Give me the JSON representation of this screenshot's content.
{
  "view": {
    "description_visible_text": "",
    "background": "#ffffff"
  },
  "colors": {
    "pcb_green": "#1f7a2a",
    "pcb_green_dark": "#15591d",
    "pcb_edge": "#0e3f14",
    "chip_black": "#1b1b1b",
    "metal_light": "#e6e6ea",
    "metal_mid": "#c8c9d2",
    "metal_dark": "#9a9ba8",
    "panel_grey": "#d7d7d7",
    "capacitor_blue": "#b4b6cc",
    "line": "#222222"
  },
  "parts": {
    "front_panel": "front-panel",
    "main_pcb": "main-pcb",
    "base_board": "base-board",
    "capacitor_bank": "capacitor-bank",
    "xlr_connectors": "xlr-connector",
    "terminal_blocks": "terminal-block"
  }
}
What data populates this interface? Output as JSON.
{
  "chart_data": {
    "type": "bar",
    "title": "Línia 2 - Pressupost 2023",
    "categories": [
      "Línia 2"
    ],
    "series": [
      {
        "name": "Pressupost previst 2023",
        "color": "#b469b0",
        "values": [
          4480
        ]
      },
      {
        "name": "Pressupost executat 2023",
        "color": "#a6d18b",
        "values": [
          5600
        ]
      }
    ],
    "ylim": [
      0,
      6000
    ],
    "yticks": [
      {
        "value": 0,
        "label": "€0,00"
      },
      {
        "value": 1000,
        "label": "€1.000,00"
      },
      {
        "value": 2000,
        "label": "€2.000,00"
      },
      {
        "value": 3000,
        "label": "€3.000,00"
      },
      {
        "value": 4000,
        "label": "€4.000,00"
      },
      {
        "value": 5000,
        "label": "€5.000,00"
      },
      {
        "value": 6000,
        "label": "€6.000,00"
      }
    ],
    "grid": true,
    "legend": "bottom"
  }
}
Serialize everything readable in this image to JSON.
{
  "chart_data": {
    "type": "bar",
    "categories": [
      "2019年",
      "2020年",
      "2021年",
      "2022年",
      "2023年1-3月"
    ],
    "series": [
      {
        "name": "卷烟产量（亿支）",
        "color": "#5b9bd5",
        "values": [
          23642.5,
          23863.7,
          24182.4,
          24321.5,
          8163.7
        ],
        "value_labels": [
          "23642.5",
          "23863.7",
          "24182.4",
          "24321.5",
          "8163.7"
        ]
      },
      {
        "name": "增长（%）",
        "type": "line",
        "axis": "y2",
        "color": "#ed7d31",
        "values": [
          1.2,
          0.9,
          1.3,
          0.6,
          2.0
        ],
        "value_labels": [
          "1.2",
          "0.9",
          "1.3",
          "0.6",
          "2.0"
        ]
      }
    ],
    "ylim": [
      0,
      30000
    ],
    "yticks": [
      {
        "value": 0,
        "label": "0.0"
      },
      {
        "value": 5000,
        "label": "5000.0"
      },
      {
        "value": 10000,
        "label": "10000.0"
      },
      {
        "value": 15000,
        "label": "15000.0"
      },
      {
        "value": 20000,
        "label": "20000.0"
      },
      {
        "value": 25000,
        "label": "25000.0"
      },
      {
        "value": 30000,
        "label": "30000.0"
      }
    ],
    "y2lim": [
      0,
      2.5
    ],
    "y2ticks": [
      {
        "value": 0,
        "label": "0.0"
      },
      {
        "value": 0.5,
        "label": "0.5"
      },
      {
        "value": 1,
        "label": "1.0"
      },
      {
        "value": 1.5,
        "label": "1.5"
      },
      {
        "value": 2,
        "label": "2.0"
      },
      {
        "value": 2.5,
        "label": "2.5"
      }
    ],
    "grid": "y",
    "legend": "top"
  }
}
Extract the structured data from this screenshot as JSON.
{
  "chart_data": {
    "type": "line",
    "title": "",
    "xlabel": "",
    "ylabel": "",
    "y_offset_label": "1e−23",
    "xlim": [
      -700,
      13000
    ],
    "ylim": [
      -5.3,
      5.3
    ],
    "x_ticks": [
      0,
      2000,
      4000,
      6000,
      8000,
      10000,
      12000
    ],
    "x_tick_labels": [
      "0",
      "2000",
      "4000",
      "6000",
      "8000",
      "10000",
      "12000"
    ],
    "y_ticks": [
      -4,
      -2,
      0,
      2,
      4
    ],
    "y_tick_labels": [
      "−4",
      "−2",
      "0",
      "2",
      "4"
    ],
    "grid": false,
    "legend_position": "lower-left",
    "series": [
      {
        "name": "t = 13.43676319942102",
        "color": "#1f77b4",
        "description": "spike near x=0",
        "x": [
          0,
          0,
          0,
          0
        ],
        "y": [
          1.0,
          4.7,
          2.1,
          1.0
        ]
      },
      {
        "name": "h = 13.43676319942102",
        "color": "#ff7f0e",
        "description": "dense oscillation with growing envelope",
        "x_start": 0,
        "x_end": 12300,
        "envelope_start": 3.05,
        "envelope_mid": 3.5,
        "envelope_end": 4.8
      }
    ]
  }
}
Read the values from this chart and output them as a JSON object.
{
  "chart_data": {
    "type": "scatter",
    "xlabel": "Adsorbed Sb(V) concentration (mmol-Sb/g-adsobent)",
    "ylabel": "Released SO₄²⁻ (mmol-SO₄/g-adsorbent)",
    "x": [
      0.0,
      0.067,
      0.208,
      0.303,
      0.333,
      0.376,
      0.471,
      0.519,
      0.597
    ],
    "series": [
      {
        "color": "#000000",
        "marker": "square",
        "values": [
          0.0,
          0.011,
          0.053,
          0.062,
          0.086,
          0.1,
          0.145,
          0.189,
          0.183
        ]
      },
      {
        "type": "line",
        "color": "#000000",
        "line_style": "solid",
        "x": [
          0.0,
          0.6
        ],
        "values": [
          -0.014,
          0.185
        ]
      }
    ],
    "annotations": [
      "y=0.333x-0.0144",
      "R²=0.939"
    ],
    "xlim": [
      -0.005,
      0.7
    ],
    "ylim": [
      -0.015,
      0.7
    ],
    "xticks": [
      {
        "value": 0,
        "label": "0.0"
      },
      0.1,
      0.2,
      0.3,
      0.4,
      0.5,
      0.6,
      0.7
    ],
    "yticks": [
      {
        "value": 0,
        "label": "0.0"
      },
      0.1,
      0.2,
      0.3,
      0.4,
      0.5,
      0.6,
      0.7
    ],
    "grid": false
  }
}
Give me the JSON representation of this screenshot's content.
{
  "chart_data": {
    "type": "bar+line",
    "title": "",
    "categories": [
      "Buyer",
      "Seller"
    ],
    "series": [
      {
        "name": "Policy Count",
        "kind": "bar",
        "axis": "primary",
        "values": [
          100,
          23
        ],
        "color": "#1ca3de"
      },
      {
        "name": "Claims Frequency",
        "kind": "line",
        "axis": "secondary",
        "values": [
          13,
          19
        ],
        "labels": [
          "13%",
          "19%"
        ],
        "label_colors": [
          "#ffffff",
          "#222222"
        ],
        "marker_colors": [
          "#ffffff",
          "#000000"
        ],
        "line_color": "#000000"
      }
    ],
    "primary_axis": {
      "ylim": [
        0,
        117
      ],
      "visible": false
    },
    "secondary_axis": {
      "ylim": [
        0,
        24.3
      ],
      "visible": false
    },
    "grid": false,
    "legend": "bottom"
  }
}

□ □ □ □ □

WHAT YOU NEED TO DO:
Restate each of the entries above verbatim.

EXPECTED ANSWER:
Give me the JSON representation of this screenshot's content.
{
  "view": {
    "description_visible_text": "",
    "background": "#ffffff"
  },
  "colors": {
    "pcb_green": "#1f7a2a",
    "pcb_green_dark": "#15591d",
    "pcb_edge": "#0e3f14",
    "chip_black": "#1b1b1b",
    "metal_light": "#e6e6ea",
    "metal_mid": "#c8c9d2",
    "metal_dark": "#9a9ba8",
    "panel_grey": "#d7d7d7",
    "capacitor_blue": "#b4b6cc",
    "line": "#222222"
  },
  "parts": {
    "front_panel": "front-panel",
    "main_pcb": "main-pcb",
    "base_board": "base-board",
    "capacitor_bank": "capacitor-bank",
    "xlr_connectors": "xlr-connector",
    "terminal_blocks": "terminal-block"
  }
}
What data populates this interface? Output as JSON.
{
  "chart_data": {
    "type": "bar",
    "title": "Línia 2 - Pressupost 2023",
    "categories": [
      "Línia 2"
    ],
    "series": [
      {
        "name": "Pressupost previst 2023",
        "color": "#b469b0",
        "values": [
          4480
        ]
      },
      {
        "name": "Pressupost executat 2023",
        "color": "#a6d18b",
        "values": [
          5600
        ]
      }
    ],
    "ylim": [
      0,
      6000
    ],
    "yticks": [
      {
        "value": 0,
        "label": "€0,00"
      },
      {
        "value": 1000,
        "label": "€1.000,00"
      },
      {
        "value": 2000,
        "label": "€2.000,00"
      },
      {
        "value": 3000,
        "label": "€3.000,00"
      },
      {
        "value": 4000,
        "label": "€4.000,00"
      },
      {
        "value": 5000,
        "label": "€5.000,00"
      },
      {
        "value": 6000,
        "label": "€6.000,00"
      }
    ],
    "grid": true,
    "legend": "bottom"
  }
}
Serialize everything readable in this image to JSON.
{
  "chart_data": {
    "type": "bar",
    "categories": [
      "2019年",
      "2020年",
      "2021年",
      "2022年",
      "2023年1-3月"
    ],
    "series": [
      {
        "name": "卷烟产量（亿支）",
        "color": "#5b9bd5",
        "values": [
          23642.5,
          23863.7,
          24182.4,
          24321.5,
          8163.7
        ],
        "value_labels": [
          "23642.5",
          "23863.7",
          "24182.4",
          "24321.5",
          "8163.7"
        ]
      },
      {
        "name": "增长（%）",
        "type": "line",
        "axis": "y2",
        "color": "#ed7d31",
        "values": [
          1.2,
          0.9,
          1.3,
          0.6,
          2.0
        ],
        "value_labels": [
          "1.2",
          "0.9",
          "1.3",
          "0.6",
          "2.0"
        ]
      }
    ],
    "ylim": [
      0,
      30000
    ],
    "yticks": [
      {
        "value": 0,
        "label": "0.0"
      },
      {
        "value": 5000,
        "label": "5000.0"
      },
      {
        "value": 10000,
        "label": "10000.0"
      },
      {
        "value": 15000,
        "label": "15000.0"
      },
      {
        "value": 20000,
        "label": "20000.0"
      },
      {
        "value": 25000,
        "label": "25000.0"
      },
      {
        "value": 30000,
        "label": "30000.0"
      }
    ],
    "y2lim": [
      0,
      2.5
    ],
    "y2ticks": [
      {
        "value": 0,
        "label": "0.0"
      },
      {
        "value": 0.5,
        "label": "0.5"
      },
      {
        "value": 1,
        "label": "1.0"
      },
      {
        "value": 1.5,
        "label": "1.5"
      },
      {
        "value": 2,
        "label": "2.0"
      },
      {
        "value": 2.5,
        "label": "2.5"
      }
    ],
    "grid": "y",
    "legend": "top"
  }
}
Extract the structured data from this screenshot as JSON.
{
  "chart_data": {
    "type": "line",
    "title": "",
    "xlabel": "",
    "ylabel": "",
    "y_offset_label": "1e−23",
    "xlim": [
      -700,
      13000
    ],
    "ylim": [
      -5.3,
      5.3
    ],
    "x_ticks": [
      0,
      2000,
      4000,
      6000,
      8000,
      10000,
      12000
    ],
    "x_tick_labels": [
      "0",
      "2000",
      "4000",
      "6000",
      "8000",
      "10000",
      "12000"
    ],
    "y_ticks": [
      -4,
      -2,
      0,
      2,
      4
    ],
    "y_tick_labels": [
      "−4",
      "−2",
      "0",
      "2",
      "4"
    ],
    "grid": false,
    "legend_position": "lower-left",
    "series": [
      {
        "name": "t = 13.43676319942102",
        "color": "#1f77b4",
        "description": "spike near x=0",
        "x": [
          0,
          0,
          0,
          0
        ],
        "y": [
          1.0,
          4.7,
          2.1,
          1.0
        ]
      },
      {
        "name": "h = 13.43676319942102",
        "color": "#ff7f0e",
        "description": "dense oscillation with growing envelope",
        "x_start": 0,
        "x_end": 12300,
        "envelope_start": 3.05,
        "envelope_mid": 3.5,
        "envelope_end": 4.8
      }
    ]
  }
}
Read the values from this chart and output them as a JSON object.
{
  "chart_data": {
    "type": "scatter",
    "xlabel": "Adsorbed Sb(V) concentration (mmol-Sb/g-adsobent)",
    "ylabel": "Released SO₄²⁻ (mmol-SO₄/g-adsorbent)",
    "x": [
      0.0,
      0.067,
      0.208,
      0.303,
      0.333,
      0.376,
      0.471,
      0.519,
      0.597
    ],
    "series": [
      {
        "color": "#000000",
        "marker": "square",
        "values": [
          0.0,
          0.011,
          0.053,
          0.062,
          0.086,
          0.1,
          0.145,
          0.189,
          0.183
        ]
      },
      {
        "type": "line",
        "color": "#000000",
        "line_style": "solid",
        "x": [
          0.0,
          0.6
        ],
        "values": [
          -0.014,
          0.185
        ]
      }
    ],
    "annotations": [
      "y=0.333x-0.0144",
      "R²=0.939"
    ],
    "xlim": [
      -0.005,
      0.7
    ],
    "ylim": [
      -0.015,
      0.7
    ],
    "xticks": [
      {
        "value": 0,
        "label": "0.0"
      },
      0.1,
      0.2,
      0.3,
      0.4,
      0.5,
      0.6,
      0.7
    ],
    "yticks": [
      {
        "value": 0,
        "label": "0.0"
      },
      0.1,
      0.2,
      0.3,
      0.4,
      0.5,
      0.6,
      0.7
    ],
    "grid": false
  }
}
Give me the JSON representation of this screenshot's content.
{
  "chart_data": {
    "type": "bar+line",
    "title": "",
    "categories": [
      "Buyer",
      "Seller"
    ],
    "series": [
      {
        "name": "Policy Count",
        "kind": "bar",
        "axis": "primary",
        "values": [
          100,
          23
        ],
        "color": "#1ca3de"
      },
      {
        "name": "Claims Frequency",
        "kind": "line",
        "axis": "secondary",
        "values": [
          13,
          19
        ],
        "labels": [
          "13%",
          "19%"
        ],
        "label_colors": [
          "#ffffff",
          "#222222"
        ],
        "marker_colors": [
          "#ffffff",
          "#000000"
        ],
        "line_color": "#000000"
      }
    ],
    "primary_axis": {
      "ylim": [
        0,
        117
      ],
      "visible": false
    },
    "secondary_axis": {
      "ylim": [
        0,
        24.3
      ],
      "visible": false
    },
    "grid": false,
    "legend": "bottom"
  }
}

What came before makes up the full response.